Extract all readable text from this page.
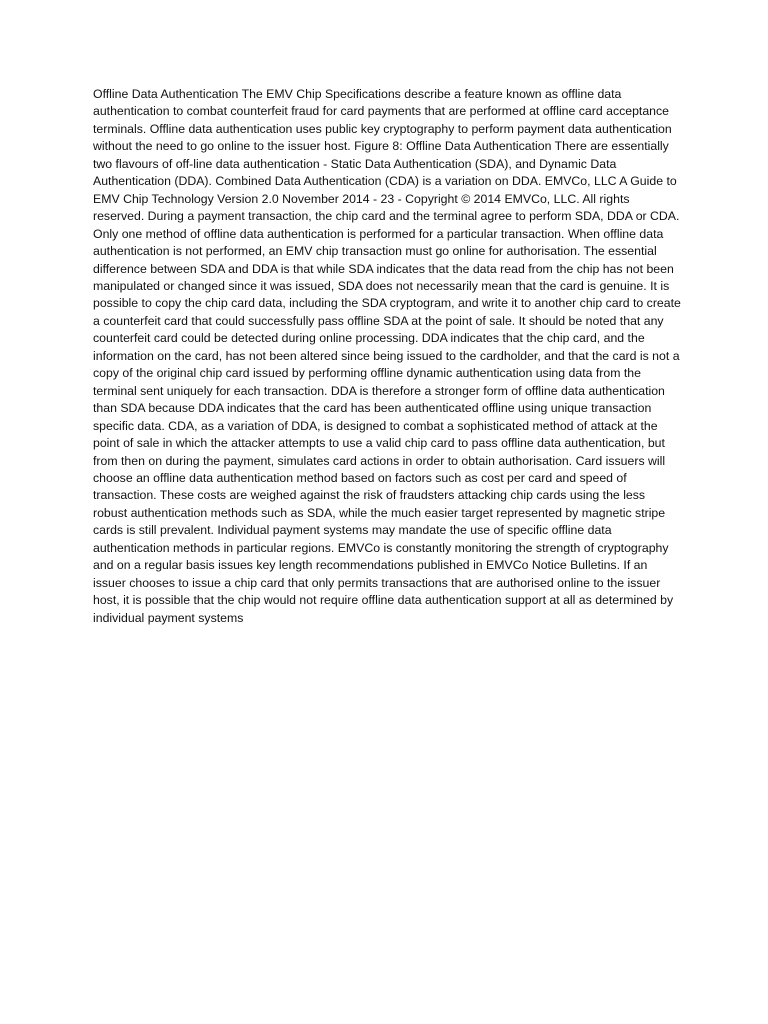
Offline Data Authentication The EMV Chip Specifications describe a feature known as offline data authentication to combat counterfeit fraud for card payments that are performed at offline card acceptance terminals. Offline data authentication uses public key cryptography to perform payment data authentication without the need to go online to the issuer host. Figure 8: Offline Data Authentication There are essentially two flavours of off-line data authentication - Static Data Authentication (SDA), and Dynamic Data Authentication (DDA). Combined Data Authentication (CDA) is a variation on DDA. EMVCo, LLC A Guide to EMV Chip Technology Version 2.0 November 2014 - 23 - Copyright © 2014 EMVCo, LLC. All rights reserved. During a payment transaction, the chip card and the terminal agree to perform SDA, DDA or CDA. Only one method of offline data authentication is performed for a particular transaction. When offline data authentication is not performed, an EMV chip transaction must go online for authorisation. The essential difference between SDA and DDA is that while SDA indicates that the data read from the chip has not been manipulated or changed since it was issued, SDA does not necessarily mean that the card is genuine. It is possible to copy the chip card data, including the SDA cryptogram, and write it to another chip card to create a counterfeit card that could successfully pass offline SDA at the point of sale. It should be noted that any counterfeit card could be detected during online processing. DDA indicates that the chip card, and the information on the card, has not been altered since being issued to the cardholder, and that the card is not a copy of the original chip card issued by performing offline dynamic authentication using data from the terminal sent uniquely for each transaction. DDA is therefore a stronger form of offline data authentication than SDA because DDA indicates that the card has been authenticated offline using unique transaction specific data. CDA, as a variation of DDA, is designed to combat a sophisticated method of attack at the point of sale in which the attacker attempts to use a valid chip card to pass offline data authentication, but from then on during the payment, simulates card actions in order to obtain authorisation. Card issuers will choose an offline data authentication method based on factors such as cost per card and speed of transaction. These costs are weighed against the risk of fraudsters attacking chip cards using the less robust authentication methods such as SDA, while the much easier target represented by magnetic stripe cards is still prevalent. Individual payment systems may mandate the use of specific offline data authentication methods in particular regions. EMVCo is constantly monitoring the strength of cryptography and on a regular basis issues key length recommendations published in EMVCo Notice Bulletins. If an issuer chooses to issue a chip card that only permits transactions that are authorised online to the issuer host, it is possible that the chip would not require offline data authentication support at all as determined by individual payment systems
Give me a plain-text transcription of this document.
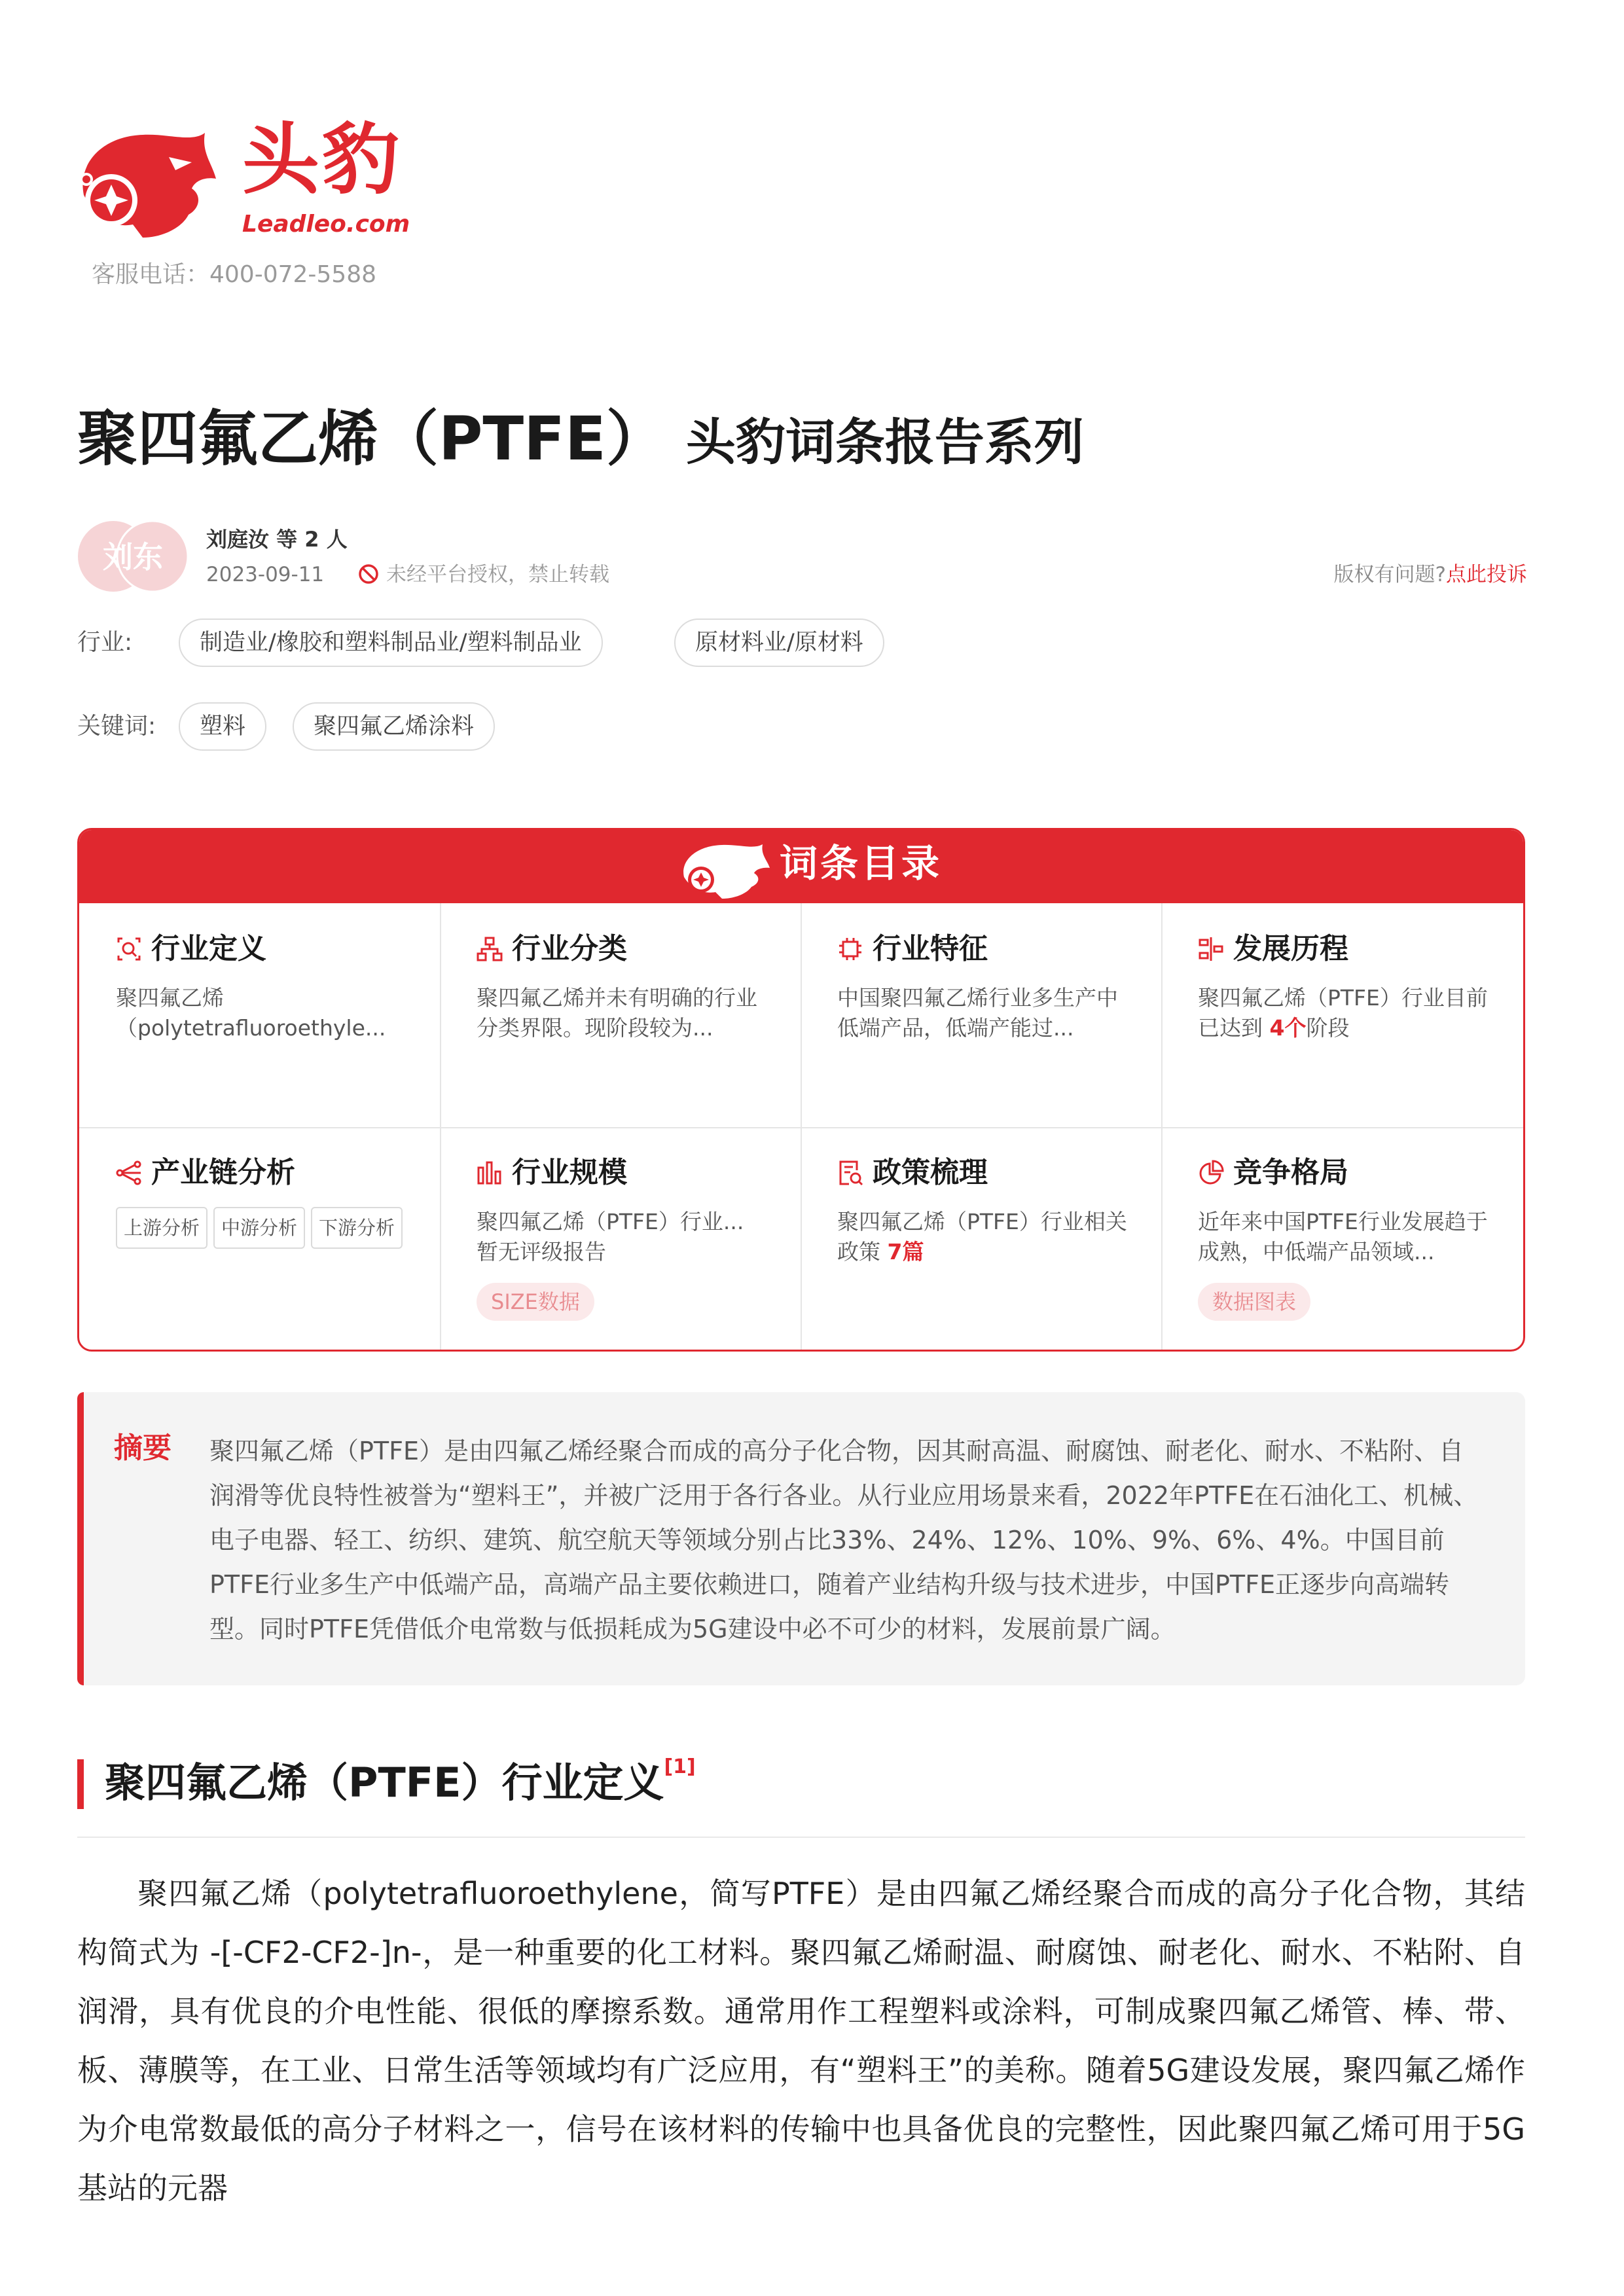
头豹
Leadleo.com
客服电话：400-072-5588
聚四氟乙烯（PTFE） 头豹词条报告系列
刘东 刘庭汝 等 2 人
2023-09-11	未经平台授权，禁止转载	版权有问题?点此投诉
行业:	制造业/橡胶和塑料制品业/塑料制品业	原材料业/原材料
关键词:	塑料	聚四氟乙烯涂料
词条目录
行业定义
聚四氟乙烯（polytetrafluoroethyle...
行业分类
聚四氟乙烯并未有明确的行业分类界限。现阶段较为...
行业特征
中国聚四氟乙烯行业多生产中低端产品，低端产能过...
发展历程
聚四氟乙烯（PTFE）行业目前已达到 4个阶段
产业链分析
上游分析	中游分析	下游分析
行业规模
聚四氟乙烯（PTFE）行业...
暂无评级报告
SIZE数据
政策梳理
聚四氟乙烯（PTFE）行业相关政策 7篇
竞争格局
近年来中国PTFE行业发展趋于成熟，中低端产品领域...
数据图表
摘要 聚四氟乙烯（PTFE）是由四氟乙烯经聚合而成的高分子化合物，因其耐高温、耐腐蚀、耐老化、耐水、不粘附、自润滑等优良特性被誉为“塑料王”，并被广泛用于各行各业。从行业应用场景来看，2022年PTFE在石油化工、机械、电子电器、轻工、纺织、建筑、航空航天等领域分别占比33%、24%、12%、10%、9%、6%、4%。中国目前PTFE行业多生产中低端产品，高端产品主要依赖进口，随着产业结构升级与技术进步，中国PTFE正逐步向高端转型。同时PTFE凭借低介电常数与低损耗成为5G建设中必不可少的材料，发展前景广阔。
聚四氟乙烯（PTFE）行业定义[1]
聚四氟乙烯（polytetrafluoroethylene，简写PTFE）是由四氟乙烯经聚合而成的高分子化合物，其结构简式为 -[-CF2-CF2-]n-，是一种重要的化工材料。聚四氟乙烯耐温、耐腐蚀、耐老化、耐水、不粘附、自润滑，具有优良的介电性能、很低的摩擦系数。通常用作工程塑料或涂料，可制成聚四氟乙烯管、棒、带、板、薄膜等，在工业、日常生活等领域均有广泛应用，有“塑料王”的美称。随着5G建设发展，聚四氟乙烯作为介电常数最低的高分子材料之一，信号在该材料的传输中也具备优良的完整性，因此聚四氟乙烯可用于5G基站的元器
········
GIVEN REQUEST:
Restate each entry word for word, leaving out any pictures.

WORKED SOLUTION:
Extract all readable text from this page.
Offline Data Authentication The EMV Chip Specifications describe a feature known as offline data authentication to combat counterfeit fraud for card payments that are performed at offline card acceptance terminals. Offline data authentication uses public key cryptography to perform payment data authentication without the need to go online to the issuer host. Figure 8: Offline Data Authentication There are essentially two flavours of off-line data authentication - Static Data Authentication (SDA), and Dynamic Data Authentication (DDA). Combined Data Authentication (CDA) is a variation on DDA. EMVCo, LLC A Guide to EMV Chip Technology Version 2.0 November 2014 - 23 - Copyright © 2014 EMVCo, LLC. All rights reserved. During a payment transaction, the chip card and the terminal agree to perform SDA, DDA or CDA. Only one method of offline data authentication is performed for a particular transaction. When offline data authentication is not performed, an EMV chip transaction must go online for authorisation. The essential difference between SDA and DDA is that while SDA indicates that the data read from the chip has not been manipulated or changed since it was issued, SDA does not necessarily mean that the card is genuine. It is possible to copy the chip card data, including the SDA cryptogram, and write it to another chip card to create a counterfeit card that could successfully pass offline SDA at the point of sale. It should be noted that any counterfeit card could be detected during online processing. DDA indicates that the chip card, and the information on the card, has not been altered since being issued to the cardholder, and that the card is not a copy of the original chip card issued by performing offline dynamic authentication using data from the terminal sent uniquely for each transaction. DDA is therefore a stronger form of offline data authentication than SDA because DDA indicates that the card has been authenticated offline using unique transaction specific data. CDA, as a variation of DDA, is designed to combat a sophisticated method of attack at the point of sale in which the attacker attempts to use a valid chip card to pass offline data authentication, but from then on during the payment, simulates card actions in order to obtain authorisation. Card issuers will choose an offline data authentication method based on factors such as cost per card and speed of transaction. These costs are weighed against the risk of fraudsters attacking chip cards using the less robust authentication methods such as SDA, while the much easier target represented by magnetic stripe cards is still prevalent. Individual payment systems may mandate the use of specific offline data authentication methods in particular regions. EMVCo is constantly monitoring the strength of cryptography and on a regular basis issues key length recommendations published in EMVCo Notice Bulletins. If an issuer chooses to issue a chip card that only permits transactions that are authorised online to the issuer host, it is possible that the chip would not require offline data authentication support at all as determined by individual payment systems
Give me a plain-text transcription of this document.
头豹
Leadleo.com
客服电话：400-072-5588
聚四氟乙烯（PTFE） 头豹词条报告系列
刘东 刘庭汝 等 2 人
2023-09-11	未经平台授权，禁止转载	版权有问题?点此投诉
行业:	制造业/橡胶和塑料制品业/塑料制品业	原材料业/原材料
关键词:	塑料	聚四氟乙烯涂料
词条目录
行业定义
聚四氟乙烯（polytetrafluoroethyle...
行业分类
聚四氟乙烯并未有明确的行业分类界限。现阶段较为...
行业特征
中国聚四氟乙烯行业多生产中低端产品，低端产能过...
发展历程
聚四氟乙烯（PTFE）行业目前已达到 4个阶段
产业链分析
上游分析	中游分析	下游分析
行业规模
聚四氟乙烯（PTFE）行业...
暂无评级报告
SIZE数据
政策梳理
聚四氟乙烯（PTFE）行业相关政策 7篇
竞争格局
近年来中国PTFE行业发展趋于成熟，中低端产品领域...
数据图表
摘要 聚四氟乙烯（PTFE）是由四氟乙烯经聚合而成的高分子化合物，因其耐高温、耐腐蚀、耐老化、耐水、不粘附、自润滑等优良特性被誉为“塑料王”，并被广泛用于各行各业。从行业应用场景来看，2022年PTFE在石油化工、机械、电子电器、轻工、纺织、建筑、航空航天等领域分别占比33%、24%、12%、10%、9%、6%、4%。中国目前PTFE行业多生产中低端产品，高端产品主要依赖进口，随着产业结构升级与技术进步，中国PTFE正逐步向高端转型。同时PTFE凭借低介电常数与低损耗成为5G建设中必不可少的材料，发展前景广阔。
聚四氟乙烯（PTFE）行业定义[1]
聚四氟乙烯（polytetrafluoroethylene，简写PTFE）是由四氟乙烯经聚合而成的高分子化合物，其结构简式为 -[-CF2-CF2-]n-，是一种重要的化工材料。聚四氟乙烯耐温、耐腐蚀、耐老化、耐水、不粘附、自润滑，具有优良的介电性能、很低的摩擦系数。通常用作工程塑料或涂料，可制成聚四氟乙烯管、棒、带、板、薄膜等，在工业、日常生活等领域均有广泛应用，有“塑料王”的美称。随着5G建设发展，聚四氟乙烯作为介电常数最低的高分子材料之一，信号在该材料的传输中也具备优良的完整性，因此聚四氟乙烯可用于5G基站的元器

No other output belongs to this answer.